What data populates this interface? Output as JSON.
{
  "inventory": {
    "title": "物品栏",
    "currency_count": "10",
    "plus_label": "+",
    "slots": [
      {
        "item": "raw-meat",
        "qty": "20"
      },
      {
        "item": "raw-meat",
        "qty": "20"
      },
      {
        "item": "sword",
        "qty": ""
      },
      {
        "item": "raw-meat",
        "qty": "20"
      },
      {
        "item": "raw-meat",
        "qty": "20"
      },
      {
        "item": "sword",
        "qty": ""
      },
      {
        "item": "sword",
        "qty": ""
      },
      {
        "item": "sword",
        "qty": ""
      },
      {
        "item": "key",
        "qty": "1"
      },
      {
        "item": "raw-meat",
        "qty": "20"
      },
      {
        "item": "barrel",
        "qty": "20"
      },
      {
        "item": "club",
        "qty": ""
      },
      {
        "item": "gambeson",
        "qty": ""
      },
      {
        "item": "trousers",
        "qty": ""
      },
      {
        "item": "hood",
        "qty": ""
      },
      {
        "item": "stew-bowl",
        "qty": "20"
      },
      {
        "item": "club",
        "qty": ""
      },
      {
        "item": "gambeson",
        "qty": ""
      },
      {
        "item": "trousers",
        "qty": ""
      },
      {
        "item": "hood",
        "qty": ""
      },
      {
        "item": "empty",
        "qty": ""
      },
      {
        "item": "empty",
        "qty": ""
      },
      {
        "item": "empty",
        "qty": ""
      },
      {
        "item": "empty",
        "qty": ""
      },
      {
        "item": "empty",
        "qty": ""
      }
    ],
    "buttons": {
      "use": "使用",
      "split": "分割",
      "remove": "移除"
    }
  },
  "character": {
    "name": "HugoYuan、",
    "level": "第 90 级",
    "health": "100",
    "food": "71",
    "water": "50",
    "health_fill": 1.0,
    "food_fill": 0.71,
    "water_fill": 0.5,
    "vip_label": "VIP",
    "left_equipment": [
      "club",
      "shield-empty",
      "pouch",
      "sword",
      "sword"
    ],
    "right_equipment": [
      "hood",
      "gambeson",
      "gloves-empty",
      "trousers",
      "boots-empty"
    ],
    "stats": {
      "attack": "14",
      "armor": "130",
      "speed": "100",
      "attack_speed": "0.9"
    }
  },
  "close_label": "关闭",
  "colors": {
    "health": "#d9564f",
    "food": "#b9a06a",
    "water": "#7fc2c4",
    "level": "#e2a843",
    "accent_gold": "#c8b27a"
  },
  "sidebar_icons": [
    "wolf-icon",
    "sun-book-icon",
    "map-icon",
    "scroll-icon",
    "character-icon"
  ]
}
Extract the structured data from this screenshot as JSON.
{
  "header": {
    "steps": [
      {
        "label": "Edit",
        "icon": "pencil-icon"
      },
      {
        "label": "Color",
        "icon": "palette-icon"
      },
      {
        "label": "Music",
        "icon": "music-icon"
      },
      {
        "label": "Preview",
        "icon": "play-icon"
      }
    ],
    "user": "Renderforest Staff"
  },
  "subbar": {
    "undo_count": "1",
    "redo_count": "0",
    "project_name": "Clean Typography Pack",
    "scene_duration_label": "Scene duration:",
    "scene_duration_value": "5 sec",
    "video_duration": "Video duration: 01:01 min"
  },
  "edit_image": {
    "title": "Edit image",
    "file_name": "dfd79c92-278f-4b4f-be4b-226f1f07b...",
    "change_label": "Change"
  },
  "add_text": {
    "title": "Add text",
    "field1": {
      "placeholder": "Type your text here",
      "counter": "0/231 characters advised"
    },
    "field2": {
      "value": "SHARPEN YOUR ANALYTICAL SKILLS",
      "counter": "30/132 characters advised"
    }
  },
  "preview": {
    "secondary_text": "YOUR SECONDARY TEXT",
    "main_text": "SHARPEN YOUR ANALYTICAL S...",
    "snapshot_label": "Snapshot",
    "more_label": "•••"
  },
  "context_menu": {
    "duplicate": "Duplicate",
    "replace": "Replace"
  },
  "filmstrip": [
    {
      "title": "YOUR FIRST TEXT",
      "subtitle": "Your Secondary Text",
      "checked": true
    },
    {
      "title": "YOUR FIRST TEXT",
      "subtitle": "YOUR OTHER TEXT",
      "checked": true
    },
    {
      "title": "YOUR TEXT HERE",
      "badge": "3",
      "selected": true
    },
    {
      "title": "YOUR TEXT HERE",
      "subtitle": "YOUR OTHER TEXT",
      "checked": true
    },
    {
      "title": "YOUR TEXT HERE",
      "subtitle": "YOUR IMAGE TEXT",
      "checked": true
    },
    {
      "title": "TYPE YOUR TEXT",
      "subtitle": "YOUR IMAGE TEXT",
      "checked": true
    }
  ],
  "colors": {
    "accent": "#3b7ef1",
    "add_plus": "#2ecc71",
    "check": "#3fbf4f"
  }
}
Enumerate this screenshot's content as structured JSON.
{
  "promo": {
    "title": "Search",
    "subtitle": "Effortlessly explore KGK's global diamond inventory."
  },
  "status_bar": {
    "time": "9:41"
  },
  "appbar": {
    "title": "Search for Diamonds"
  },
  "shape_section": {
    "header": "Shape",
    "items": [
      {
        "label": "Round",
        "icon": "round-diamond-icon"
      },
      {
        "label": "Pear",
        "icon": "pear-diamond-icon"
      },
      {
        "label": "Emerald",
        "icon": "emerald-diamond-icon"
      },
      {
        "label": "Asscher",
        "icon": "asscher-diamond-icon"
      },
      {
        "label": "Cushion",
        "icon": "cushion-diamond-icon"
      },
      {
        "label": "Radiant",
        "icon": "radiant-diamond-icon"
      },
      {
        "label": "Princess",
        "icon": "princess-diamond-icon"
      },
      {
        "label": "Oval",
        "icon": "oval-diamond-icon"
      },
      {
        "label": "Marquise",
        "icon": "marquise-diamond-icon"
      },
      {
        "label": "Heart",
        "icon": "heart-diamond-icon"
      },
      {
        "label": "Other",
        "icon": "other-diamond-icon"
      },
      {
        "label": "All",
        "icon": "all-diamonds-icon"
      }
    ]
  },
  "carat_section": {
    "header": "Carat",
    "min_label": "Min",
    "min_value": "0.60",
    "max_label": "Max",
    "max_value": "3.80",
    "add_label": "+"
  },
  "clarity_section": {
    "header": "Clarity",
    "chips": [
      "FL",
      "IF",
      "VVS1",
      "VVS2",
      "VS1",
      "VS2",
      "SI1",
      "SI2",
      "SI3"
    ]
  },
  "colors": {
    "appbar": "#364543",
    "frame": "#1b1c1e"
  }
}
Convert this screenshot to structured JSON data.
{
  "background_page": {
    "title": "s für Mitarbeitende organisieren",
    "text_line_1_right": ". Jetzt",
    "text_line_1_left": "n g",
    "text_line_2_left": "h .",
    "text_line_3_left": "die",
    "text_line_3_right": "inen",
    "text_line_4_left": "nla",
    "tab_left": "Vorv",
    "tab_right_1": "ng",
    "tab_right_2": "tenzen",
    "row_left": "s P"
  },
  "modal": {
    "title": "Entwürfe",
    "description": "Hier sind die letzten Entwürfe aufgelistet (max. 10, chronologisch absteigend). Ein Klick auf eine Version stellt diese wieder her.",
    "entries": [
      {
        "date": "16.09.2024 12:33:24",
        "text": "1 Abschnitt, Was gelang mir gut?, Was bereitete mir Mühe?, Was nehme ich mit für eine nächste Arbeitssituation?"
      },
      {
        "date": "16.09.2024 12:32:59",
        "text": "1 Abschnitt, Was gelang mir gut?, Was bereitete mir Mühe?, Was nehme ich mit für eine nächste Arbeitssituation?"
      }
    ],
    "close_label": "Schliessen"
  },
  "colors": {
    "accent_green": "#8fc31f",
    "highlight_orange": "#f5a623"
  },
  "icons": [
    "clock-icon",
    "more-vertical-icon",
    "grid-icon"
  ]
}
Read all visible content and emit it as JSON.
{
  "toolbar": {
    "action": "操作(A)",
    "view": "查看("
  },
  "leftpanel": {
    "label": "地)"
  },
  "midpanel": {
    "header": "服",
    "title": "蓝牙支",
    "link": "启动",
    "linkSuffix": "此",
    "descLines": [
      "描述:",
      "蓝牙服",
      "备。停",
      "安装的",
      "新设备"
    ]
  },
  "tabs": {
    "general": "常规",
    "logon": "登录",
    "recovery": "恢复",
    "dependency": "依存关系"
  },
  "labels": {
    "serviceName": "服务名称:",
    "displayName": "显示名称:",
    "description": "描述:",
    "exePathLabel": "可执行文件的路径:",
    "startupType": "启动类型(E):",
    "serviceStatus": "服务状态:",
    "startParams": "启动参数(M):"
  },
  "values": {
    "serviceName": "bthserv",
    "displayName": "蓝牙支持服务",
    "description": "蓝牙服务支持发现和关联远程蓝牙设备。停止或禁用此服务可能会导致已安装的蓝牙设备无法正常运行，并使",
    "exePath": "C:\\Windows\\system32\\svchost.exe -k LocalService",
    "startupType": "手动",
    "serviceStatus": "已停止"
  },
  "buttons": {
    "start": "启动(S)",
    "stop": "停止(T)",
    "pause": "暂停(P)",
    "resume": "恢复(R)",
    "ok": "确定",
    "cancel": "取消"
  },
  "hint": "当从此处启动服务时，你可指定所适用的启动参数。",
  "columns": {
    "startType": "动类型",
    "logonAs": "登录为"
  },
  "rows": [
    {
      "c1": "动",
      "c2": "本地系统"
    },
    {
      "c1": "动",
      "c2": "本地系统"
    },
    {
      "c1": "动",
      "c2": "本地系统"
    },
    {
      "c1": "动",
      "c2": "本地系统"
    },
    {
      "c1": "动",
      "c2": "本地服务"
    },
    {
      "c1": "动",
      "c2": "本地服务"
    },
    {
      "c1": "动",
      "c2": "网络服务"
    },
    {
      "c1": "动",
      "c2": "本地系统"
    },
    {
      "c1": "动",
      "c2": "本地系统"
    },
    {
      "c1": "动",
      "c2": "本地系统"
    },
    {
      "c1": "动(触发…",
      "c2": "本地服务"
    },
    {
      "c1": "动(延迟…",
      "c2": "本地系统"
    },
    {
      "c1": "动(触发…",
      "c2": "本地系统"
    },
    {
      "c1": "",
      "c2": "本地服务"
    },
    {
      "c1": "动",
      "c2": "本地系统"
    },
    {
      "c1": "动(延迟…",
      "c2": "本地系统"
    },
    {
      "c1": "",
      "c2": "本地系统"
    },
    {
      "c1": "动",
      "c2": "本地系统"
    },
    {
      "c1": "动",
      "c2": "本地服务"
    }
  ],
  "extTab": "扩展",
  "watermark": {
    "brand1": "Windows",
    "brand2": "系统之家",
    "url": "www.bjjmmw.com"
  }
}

YOUR TASK: Go through the material above and count the lines that contain "inventory"; answer with the number alone.

SOLUTION BELOW: 2